:: Records for the task
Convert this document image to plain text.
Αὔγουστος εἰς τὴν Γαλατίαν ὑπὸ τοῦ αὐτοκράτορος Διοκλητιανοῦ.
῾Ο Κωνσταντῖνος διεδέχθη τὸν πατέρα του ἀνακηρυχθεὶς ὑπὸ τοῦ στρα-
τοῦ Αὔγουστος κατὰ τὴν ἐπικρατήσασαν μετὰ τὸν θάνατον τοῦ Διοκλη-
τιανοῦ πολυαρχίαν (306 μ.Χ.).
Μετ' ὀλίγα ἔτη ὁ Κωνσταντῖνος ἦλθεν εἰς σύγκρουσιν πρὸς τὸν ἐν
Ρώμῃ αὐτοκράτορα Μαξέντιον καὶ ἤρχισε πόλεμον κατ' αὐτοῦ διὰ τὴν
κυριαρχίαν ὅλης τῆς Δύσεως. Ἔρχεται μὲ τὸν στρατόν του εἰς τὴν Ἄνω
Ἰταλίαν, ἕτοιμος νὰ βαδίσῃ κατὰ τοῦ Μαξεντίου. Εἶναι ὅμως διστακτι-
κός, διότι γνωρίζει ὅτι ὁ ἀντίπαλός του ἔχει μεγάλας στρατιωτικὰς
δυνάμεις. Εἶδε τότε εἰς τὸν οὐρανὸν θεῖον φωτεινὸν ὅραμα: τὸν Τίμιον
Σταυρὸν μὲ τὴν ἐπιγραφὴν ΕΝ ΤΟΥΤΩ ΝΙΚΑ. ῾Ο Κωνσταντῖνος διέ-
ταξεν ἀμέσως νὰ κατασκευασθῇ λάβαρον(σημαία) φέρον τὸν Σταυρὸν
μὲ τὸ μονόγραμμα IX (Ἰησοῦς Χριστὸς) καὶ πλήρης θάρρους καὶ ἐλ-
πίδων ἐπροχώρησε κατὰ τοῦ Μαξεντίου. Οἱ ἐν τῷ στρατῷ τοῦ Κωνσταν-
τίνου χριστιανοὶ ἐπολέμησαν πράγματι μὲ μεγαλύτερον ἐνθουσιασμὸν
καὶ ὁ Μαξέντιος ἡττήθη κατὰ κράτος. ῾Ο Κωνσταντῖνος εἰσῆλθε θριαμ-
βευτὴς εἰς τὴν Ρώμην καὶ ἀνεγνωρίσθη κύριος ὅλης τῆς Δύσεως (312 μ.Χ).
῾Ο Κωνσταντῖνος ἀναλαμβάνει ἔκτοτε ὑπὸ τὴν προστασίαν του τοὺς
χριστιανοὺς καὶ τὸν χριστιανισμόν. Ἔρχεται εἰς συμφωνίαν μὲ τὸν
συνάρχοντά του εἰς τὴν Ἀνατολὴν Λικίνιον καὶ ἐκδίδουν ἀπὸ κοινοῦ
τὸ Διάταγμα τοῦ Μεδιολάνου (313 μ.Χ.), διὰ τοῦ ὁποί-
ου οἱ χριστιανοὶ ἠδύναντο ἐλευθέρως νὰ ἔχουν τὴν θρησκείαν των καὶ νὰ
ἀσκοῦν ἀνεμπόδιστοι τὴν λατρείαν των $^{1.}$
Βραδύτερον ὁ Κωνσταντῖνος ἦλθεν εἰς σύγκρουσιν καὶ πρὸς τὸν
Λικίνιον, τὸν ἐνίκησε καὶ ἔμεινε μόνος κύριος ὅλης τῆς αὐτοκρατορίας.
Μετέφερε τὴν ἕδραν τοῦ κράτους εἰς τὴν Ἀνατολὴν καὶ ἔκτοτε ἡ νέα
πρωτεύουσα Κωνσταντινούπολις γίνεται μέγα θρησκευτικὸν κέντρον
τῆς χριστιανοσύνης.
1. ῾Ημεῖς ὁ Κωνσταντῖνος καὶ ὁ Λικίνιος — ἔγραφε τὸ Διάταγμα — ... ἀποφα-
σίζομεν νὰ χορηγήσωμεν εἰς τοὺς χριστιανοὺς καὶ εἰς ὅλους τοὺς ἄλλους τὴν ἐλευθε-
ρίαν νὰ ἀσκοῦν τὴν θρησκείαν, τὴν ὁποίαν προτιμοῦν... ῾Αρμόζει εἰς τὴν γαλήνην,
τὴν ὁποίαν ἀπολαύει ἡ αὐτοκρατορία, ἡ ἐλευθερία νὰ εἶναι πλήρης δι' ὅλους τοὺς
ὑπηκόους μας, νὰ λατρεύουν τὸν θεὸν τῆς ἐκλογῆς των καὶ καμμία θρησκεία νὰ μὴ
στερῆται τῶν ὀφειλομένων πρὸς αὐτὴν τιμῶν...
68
::::
**Exercise requirements:** Can you give every line above again, exactly as written?

**Answer to this task:**
Convert this document image to plain text.
Αὔγουστος εἰς τὴν Γαλατίαν ὑπὸ τοῦ αὐτοκράτορος Διοκλητιανοῦ.
῾Ο Κωνσταντῖνος διεδέχθη τὸν πατέρα του ἀνακηρυχθεὶς ὑπὸ τοῦ στρα-
τοῦ Αὔγουστος κατὰ τὴν ἐπικρατήσασαν μετὰ τὸν θάνατον τοῦ Διοκλη-
τιανοῦ πολυαρχίαν (306 μ.Χ.).
Μετ' ὀλίγα ἔτη ὁ Κωνσταντῖνος ἦλθεν εἰς σύγκρουσιν πρὸς τὸν ἐν
Ρώμῃ αὐτοκράτορα Μαξέντιον καὶ ἤρχισε πόλεμον κατ' αὐτοῦ διὰ τὴν
κυριαρχίαν ὅλης τῆς Δύσεως. Ἔρχεται μὲ τὸν στρατόν του εἰς τὴν Ἄνω
Ἰταλίαν, ἕτοιμος νὰ βαδίσῃ κατὰ τοῦ Μαξεντίου. Εἶναι ὅμως διστακτι-
κός, διότι γνωρίζει ὅτι ὁ ἀντίπαλός του ἔχει μεγάλας στρατιωτικὰς
δυνάμεις. Εἶδε τότε εἰς τὸν οὐρανὸν θεῖον φωτεινὸν ὅραμα: τὸν Τίμιον
Σταυρὸν μὲ τὴν ἐπιγραφὴν ΕΝ ΤΟΥΤΩ ΝΙΚΑ. ῾Ο Κωνσταντῖνος διέ-
ταξεν ἀμέσως νὰ κατασκευασθῇ λάβαρον(σημαία) φέρον τὸν Σταυρὸν
μὲ τὸ μονόγραμμα IX (Ἰησοῦς Χριστὸς) καὶ πλήρης θάρρους καὶ ἐλ-
πίδων ἐπροχώρησε κατὰ τοῦ Μαξεντίου. Οἱ ἐν τῷ στρατῷ τοῦ Κωνσταν-
τίνου χριστιανοὶ ἐπολέμησαν πράγματι μὲ μεγαλύτερον ἐνθουσιασμὸν
καὶ ὁ Μαξέντιος ἡττήθη κατὰ κράτος. ῾Ο Κωνσταντῖνος εἰσῆλθε θριαμ-
βευτὴς εἰς τὴν Ρώμην καὶ ἀνεγνωρίσθη κύριος ὅλης τῆς Δύσεως (312 μ.Χ).
῾Ο Κωνσταντῖνος ἀναλαμβάνει ἔκτοτε ὑπὸ τὴν προστασίαν του τοὺς
χριστιανοὺς καὶ τὸν χριστιανισμόν. Ἔρχεται εἰς συμφωνίαν μὲ τὸν
συνάρχοντά του εἰς τὴν Ἀνατολὴν Λικίνιον καὶ ἐκδίδουν ἀπὸ κοινοῦ
τὸ Διάταγμα τοῦ Μεδιολάνου (313 μ.Χ.), διὰ τοῦ ὁποί-
ου οἱ χριστιανοὶ ἠδύναντο ἐλευθέρως νὰ ἔχουν τὴν θρησκείαν των καὶ νὰ
ἀσκοῦν ἀνεμπόδιστοι τὴν λατρείαν των $^{1.}$
Βραδύτερον ὁ Κωνσταντῖνος ἦλθεν εἰς σύγκρουσιν καὶ πρὸς τὸν
Λικίνιον, τὸν ἐνίκησε καὶ ἔμεινε μόνος κύριος ὅλης τῆς αὐτοκρατορίας.
Μετέφερε τὴν ἕδραν τοῦ κράτους εἰς τὴν Ἀνατολὴν καὶ ἔκτοτε ἡ νέα
πρωτεύουσα Κωνσταντινούπολις γίνεται μέγα θρησκευτικὸν κέντρον
τῆς χριστιανοσύνης.
1. ῾Ημεῖς ὁ Κωνσταντῖνος καὶ ὁ Λικίνιος — ἔγραφε τὸ Διάταγμα — ... ἀποφα-
σίζομεν νὰ χορηγήσωμεν εἰς τοὺς χριστιανοὺς καὶ εἰς ὅλους τοὺς ἄλλους τὴν ἐλευθε-
ρίαν νὰ ἀσκοῦν τὴν θρησκείαν, τὴν ὁποίαν προτιμοῦν... ῾Αρμόζει εἰς τὴν γαλήνην,
τὴν ὁποίαν ἀπολαύει ἡ αὐτοκρατορία, ἡ ἐλευθερία νὰ εἶναι πλήρης δι' ὅλους τοὺς
ὑπηκόους μας, νὰ λατρεύουν τὸν θεὸν τῆς ἐκλογῆς των καὶ καμμία θρησκεία νὰ μὴ
στερῆται τῶν ὀφειλομένων πρὸς αὐτὴν τιμῶν...
68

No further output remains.